• _Source text_
>>>

South Carolina

SC schools chief has lost ‘trust’ of Senate over homeschoolers in voucher program

A leading Senate Republican told South Carolina’s top education official Thursday that her decision to welcome home-educated students into the state’s school voucher program had created a “real trust problem” that could have repercussions for her agenda down the road.

Senate Majority Leader Shane Massey, R-Edgefield, made the comments during a Senate Education panel convened to give State Superintendent Ellen Weaver a chance to explain why her department had granted scholarships to students that lawmakers clearly intended to exclude from the program.

Rather than apologizing and promising to reverse course, as senators had hoped, Weaver doubled down on her department’s policy and defended its implementation of the program.

“Respectfully, the department would submit that it has not created a new category of homeschooling,” she told the panel. “We have administered the program within the parameters established in the language of the enacted statute.”

Weaver’s response did not sit well with Massey or Sen. Greg Hembree, R-Horry, who chaired Thursday’s hearing.

“If this is the position that the department is going to take, I don’t think we can change it,” Massey said. “But I don’t think it’s a faithful implementation of the law, and I think this is going to affect everything else that happens here forward.”

The powerful senator praised Weaver as a sharp leader who was brimming with ideas, but said her handling of this issue would make lawmakers reluctant to support her proposals in the future.

“You are on the verge of whatever ideas you have in 2028 or 2030 dying today,” Massey told her.

The crux of the dispute between senators and the Department of Education revolves around the definition of homeschooling.

When legislators wrote the voucher law to explicitly exclude homeschool students participating in any of the three statutorily-defined home instruction options, they intended to prohibit the participation of any student who was educated at home.

They were unaware the law might be interpreted to permit the participation of students educated at home through a program outside the traditional homeschool framework, which some have termed “Option 4.”

Hembree said Thursday that when he first heard the department was granting scholarships to Option 4 students, he didn’t believe it.

“Nobody on this committee had any idea that the department had gone for Homeschool 4,” he said. “Nobody knew about it. We’d never discussed it in the debate.”

Department officials dispute Hembree’s account. They said the department distributed an FAQ sheet to members of the General Assembly in March 2025, two months before the current voucher law passed, that explained parents could educate their children at home using voucher funds as long as they didn’t join a homeschool association or local co-op.

By the beginning of the 2025-2026 school year, 1,182 of the 10,000 students enrolled in the state’s voucher program were being educated at home as “unbundlers,” the department’s term for voucher recipients who neither participate in a legislatively-defined homeschooling program nor attend a private school full-time, Weaver said Thursday.

<<<

• _Record excerpts_
>>>

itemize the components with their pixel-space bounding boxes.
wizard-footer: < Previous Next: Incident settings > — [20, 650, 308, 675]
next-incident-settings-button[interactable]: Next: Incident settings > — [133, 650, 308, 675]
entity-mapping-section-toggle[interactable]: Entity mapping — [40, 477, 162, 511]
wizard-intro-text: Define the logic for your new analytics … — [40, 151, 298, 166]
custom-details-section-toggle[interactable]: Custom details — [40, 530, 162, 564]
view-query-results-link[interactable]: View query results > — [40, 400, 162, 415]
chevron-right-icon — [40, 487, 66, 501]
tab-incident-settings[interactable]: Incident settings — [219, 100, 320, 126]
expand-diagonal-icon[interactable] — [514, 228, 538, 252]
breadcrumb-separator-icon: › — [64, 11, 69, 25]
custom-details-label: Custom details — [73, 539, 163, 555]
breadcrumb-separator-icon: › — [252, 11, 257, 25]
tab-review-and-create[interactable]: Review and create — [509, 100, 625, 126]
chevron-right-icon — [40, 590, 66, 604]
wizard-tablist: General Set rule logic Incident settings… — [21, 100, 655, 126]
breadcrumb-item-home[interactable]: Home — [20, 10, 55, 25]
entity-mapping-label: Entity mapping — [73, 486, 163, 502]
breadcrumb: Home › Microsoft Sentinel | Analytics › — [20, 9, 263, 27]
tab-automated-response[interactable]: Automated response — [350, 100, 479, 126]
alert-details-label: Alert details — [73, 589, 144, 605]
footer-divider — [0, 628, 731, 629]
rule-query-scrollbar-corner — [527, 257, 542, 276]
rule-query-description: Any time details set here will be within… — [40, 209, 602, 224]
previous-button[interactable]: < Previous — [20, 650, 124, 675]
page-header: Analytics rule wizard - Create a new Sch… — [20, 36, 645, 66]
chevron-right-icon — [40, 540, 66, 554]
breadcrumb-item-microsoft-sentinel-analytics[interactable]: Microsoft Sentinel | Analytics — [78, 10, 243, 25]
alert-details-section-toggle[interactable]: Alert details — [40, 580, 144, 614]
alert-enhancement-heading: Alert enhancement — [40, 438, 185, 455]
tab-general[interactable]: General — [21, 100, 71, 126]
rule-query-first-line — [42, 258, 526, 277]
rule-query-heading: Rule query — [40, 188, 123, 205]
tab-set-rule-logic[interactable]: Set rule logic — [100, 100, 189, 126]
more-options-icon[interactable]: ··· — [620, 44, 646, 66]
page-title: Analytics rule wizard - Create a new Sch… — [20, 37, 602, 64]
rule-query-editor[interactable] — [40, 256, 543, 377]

<<<

• _Stated goal 1_
In the voucher dispute article, why does Massey warn Weaver that her future ideas could die? Answer in one to three sentences.
• _Stated goal 2_
Write the next part of the voucher dispute article, picking up after its final sentence.
The items have no connection to the article on South Carolina's voucher dispute.

• _Result 1_
Massey says her decision to admit home-educated students into the voucher program created a "real trust problem" with the Senate. He also views it as an unfaithful implementation of the law, which would make lawmakers reluctant to support her proposals in the future.

• _Result 2_
Historically, unbundling has not been an option in South Carolina because it does not satisfy the state’s compulsory attendance requirement. Under the state’s voucher law, however, the compulsory attendance requirement is met as long as parents attest that their children are being provided instruction in several core subjects and taking certain assessments.

For that reason, among others, the Department of Education has argued for unbundlers’ inclusion in the state voucher program, which subsidizes the educational expenses of qualified families that opt not to send their K-12 children to zoned public schools.

Participation in the program this year is limited to 10,000 students whose families earn no more than three times the federal poverty level, or $96,450 for a family of four.

“We don’t believe that we have the statutory authority to deny these students who are meeting all of the criteria of the program,” Weaver said of unbundlers. “To do so would actually open up the program and the department to potential legal liability.”

Senators reject the department’s interpretation of the law and said they never intended, nor even contemplated, the possibility that a new class of home-educated students would emerge from the voucher program.

“This strikes me as something that people wanted to do, and we’re going to ask for forgiveness later, if necessary,” Massey said earlier this month.

Hembree, who last year assured his Senate colleagues that the voucher bill excluded homeschoolers, said he now felt he’d “committed a fraud” on the Senate.

“I have been made a liar through your interpretation and your implementation of a policy that you clearly like, that you clearly support,” he told Weaver.

The Horry County senator, who has filed legislation that would prevent unbundlers from participating in South Carolina’s school voucher program, asked the state superintendent Thursday if she’d support his bill and encourage the House to do the same.

Weaver would not commit to supporting the bill, but said she’d work with senators to figure out a path forward and promised to faithfully execute whatever the General Assembly ultimately passed.

“I’m deeply concerned about the students who are in the program right now,” she told Hembree. “I want to work with the Senate to ensure that those students are taken care of in some way that allows them a timeline to transition in a reasonable way if the Senate enacts a policy change.”

Hembree, who earlier this month expressed similar sentiments, on Thursday called attention to the 3,000 students on the voucher waitlist who, if not for the participation of unbundlers, might have received a scholarship this year.

“I think It’s important to note that there’s 1,182 kids out there that weren’t able to access the program based on your judgment of what you believe these statutes to mean,” the senator said.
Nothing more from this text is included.